Records that describe figures
★ ★ ★
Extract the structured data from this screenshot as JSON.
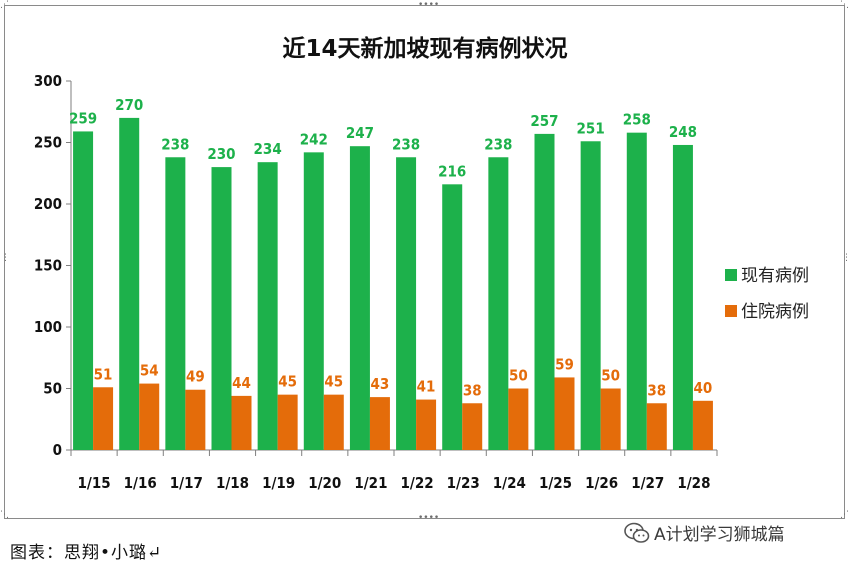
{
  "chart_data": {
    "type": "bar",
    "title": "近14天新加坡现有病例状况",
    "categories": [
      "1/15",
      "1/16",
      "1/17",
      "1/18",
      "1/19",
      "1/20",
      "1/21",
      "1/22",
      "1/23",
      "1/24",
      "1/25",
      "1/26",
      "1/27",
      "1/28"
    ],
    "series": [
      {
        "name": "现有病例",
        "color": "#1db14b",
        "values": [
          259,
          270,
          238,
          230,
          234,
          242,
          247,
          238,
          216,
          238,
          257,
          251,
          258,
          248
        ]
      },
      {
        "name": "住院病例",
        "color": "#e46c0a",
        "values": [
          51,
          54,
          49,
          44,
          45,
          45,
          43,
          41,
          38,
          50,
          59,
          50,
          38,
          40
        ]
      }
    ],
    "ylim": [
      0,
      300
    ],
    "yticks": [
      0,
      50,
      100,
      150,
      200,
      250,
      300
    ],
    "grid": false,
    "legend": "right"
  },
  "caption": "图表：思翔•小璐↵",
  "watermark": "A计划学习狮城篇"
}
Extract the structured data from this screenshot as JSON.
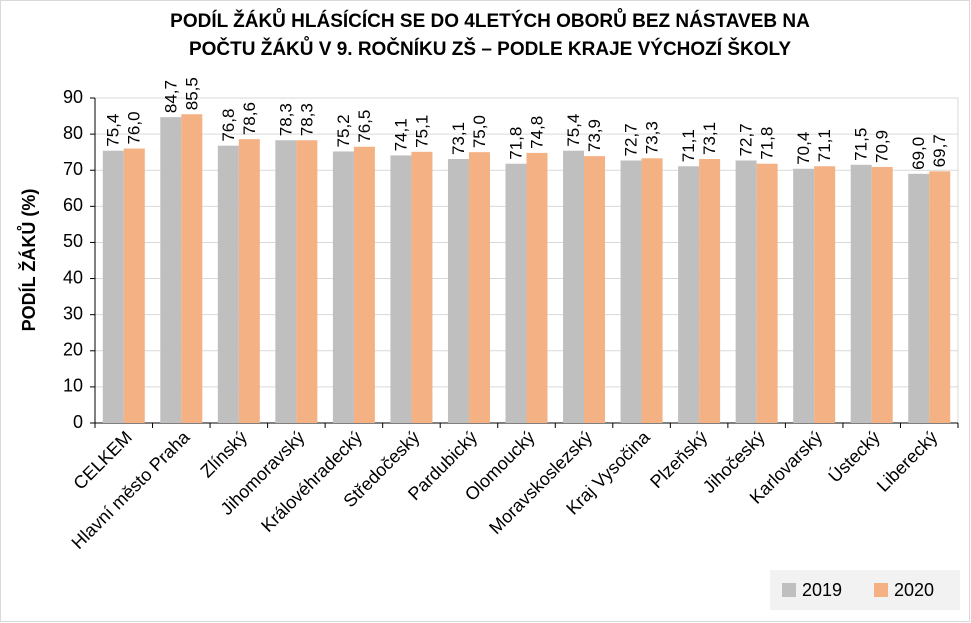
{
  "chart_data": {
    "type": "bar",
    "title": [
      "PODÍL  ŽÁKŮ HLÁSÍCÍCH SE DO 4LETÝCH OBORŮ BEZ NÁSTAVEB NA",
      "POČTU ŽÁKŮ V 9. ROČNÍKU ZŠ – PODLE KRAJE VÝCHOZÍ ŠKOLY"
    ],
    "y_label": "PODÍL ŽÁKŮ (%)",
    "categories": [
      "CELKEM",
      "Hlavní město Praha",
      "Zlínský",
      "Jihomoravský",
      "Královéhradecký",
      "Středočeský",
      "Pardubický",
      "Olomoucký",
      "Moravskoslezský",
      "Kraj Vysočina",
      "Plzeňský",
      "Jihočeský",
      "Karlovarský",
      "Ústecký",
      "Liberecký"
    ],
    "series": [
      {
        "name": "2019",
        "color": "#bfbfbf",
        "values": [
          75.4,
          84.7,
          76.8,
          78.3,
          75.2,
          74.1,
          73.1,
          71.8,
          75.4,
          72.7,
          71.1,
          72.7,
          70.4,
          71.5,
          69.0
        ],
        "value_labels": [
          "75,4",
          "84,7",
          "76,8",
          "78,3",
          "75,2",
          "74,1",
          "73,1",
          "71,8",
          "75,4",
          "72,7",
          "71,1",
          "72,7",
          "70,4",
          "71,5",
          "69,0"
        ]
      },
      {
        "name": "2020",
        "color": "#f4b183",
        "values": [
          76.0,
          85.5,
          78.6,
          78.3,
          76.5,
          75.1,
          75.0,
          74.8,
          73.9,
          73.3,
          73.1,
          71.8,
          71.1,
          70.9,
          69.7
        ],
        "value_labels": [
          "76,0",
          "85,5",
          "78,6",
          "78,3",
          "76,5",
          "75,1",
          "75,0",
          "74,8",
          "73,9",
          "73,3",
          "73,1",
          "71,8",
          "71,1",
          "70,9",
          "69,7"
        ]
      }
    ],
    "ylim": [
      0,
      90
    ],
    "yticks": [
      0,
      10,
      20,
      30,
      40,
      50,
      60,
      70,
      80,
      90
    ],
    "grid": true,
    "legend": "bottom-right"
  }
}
★ ★ ★
DIRECTIVE ▸
Write the lines above out again exactly, without any of their pictures.

IN RESPONSE ▸
Extract the structured data from this screenshot as JSON.
{
  "chart_data": {
    "type": "bar",
    "title": "近14天新加坡现有病例状况",
    "categories": [
      "1/15",
      "1/16",
      "1/17",
      "1/18",
      "1/19",
      "1/20",
      "1/21",
      "1/22",
      "1/23",
      "1/24",
      "1/25",
      "1/26",
      "1/27",
      "1/28"
    ],
    "series": [
      {
        "name": "现有病例",
        "color": "#1db14b",
        "values": [
          259,
          270,
          238,
          230,
          234,
          242,
          247,
          238,
          216,
          238,
          257,
          251,
          258,
          248
        ]
      },
      {
        "name": "住院病例",
        "color": "#e46c0a",
        "values": [
          51,
          54,
          49,
          44,
          45,
          45,
          43,
          41,
          38,
          50,
          59,
          50,
          38,
          40
        ]
      }
    ],
    "ylim": [
      0,
      300
    ],
    "yticks": [
      0,
      50,
      100,
      150,
      200,
      250,
      300
    ],
    "grid": false,
    "legend": "right"
  },
  "caption": "图表：思翔•小璐↵",
  "watermark": "A计划学习狮城篇"
}
Extract the structured data from this screenshot as JSON.
{
  "chart_data": {
    "type": "bar",
    "title": [
      "PODÍL  ŽÁKŮ HLÁSÍCÍCH SE DO 4LETÝCH OBORŮ BEZ NÁSTAVEB NA",
      "POČTU ŽÁKŮ V 9. ROČNÍKU ZŠ – PODLE KRAJE VÝCHOZÍ ŠKOLY"
    ],
    "y_label": "PODÍL ŽÁKŮ (%)",
    "categories": [
      "CELKEM",
      "Hlavní město Praha",
      "Zlínský",
      "Jihomoravský",
      "Královéhradecký",
      "Středočeský",
      "Pardubický",
      "Olomoucký",
      "Moravskoslezský",
      "Kraj Vysočina",
      "Plzeňský",
      "Jihočeský",
      "Karlovarský",
      "Ústecký",
      "Liberecký"
    ],
    "series": [
      {
        "name": "2019",
        "color": "#bfbfbf",
        "values": [
          75.4,
          84.7,
          76.8,
          78.3,
          75.2,
          74.1,
          73.1,
          71.8,
          75.4,
          72.7,
          71.1,
          72.7,
          70.4,
          71.5,
          69.0
        ],
        "value_labels": [
          "75,4",
          "84,7",
          "76,8",
          "78,3",
          "75,2",
          "74,1",
          "73,1",
          "71,8",
          "75,4",
          "72,7",
          "71,1",
          "72,7",
          "70,4",
          "71,5",
          "69,0"
        ]
      },
      {
        "name": "2020",
        "color": "#f4b183",
        "values": [
          76.0,
          85.5,
          78.6,
          78.3,
          76.5,
          75.1,
          75.0,
          74.8,
          73.9,
          73.3,
          73.1,
          71.8,
          71.1,
          70.9,
          69.7
        ],
        "value_labels": [
          "76,0",
          "85,5",
          "78,6",
          "78,3",
          "76,5",
          "75,1",
          "75,0",
          "74,8",
          "73,9",
          "73,3",
          "73,1",
          "71,8",
          "71,1",
          "70,9",
          "69,7"
        ]
      }
    ],
    "ylim": [
      0,
      90
    ],
    "yticks": [
      0,
      10,
      20,
      30,
      40,
      50,
      60,
      70,
      80,
      90
    ],
    "grid": true,
    "legend": "bottom-right"
  }
}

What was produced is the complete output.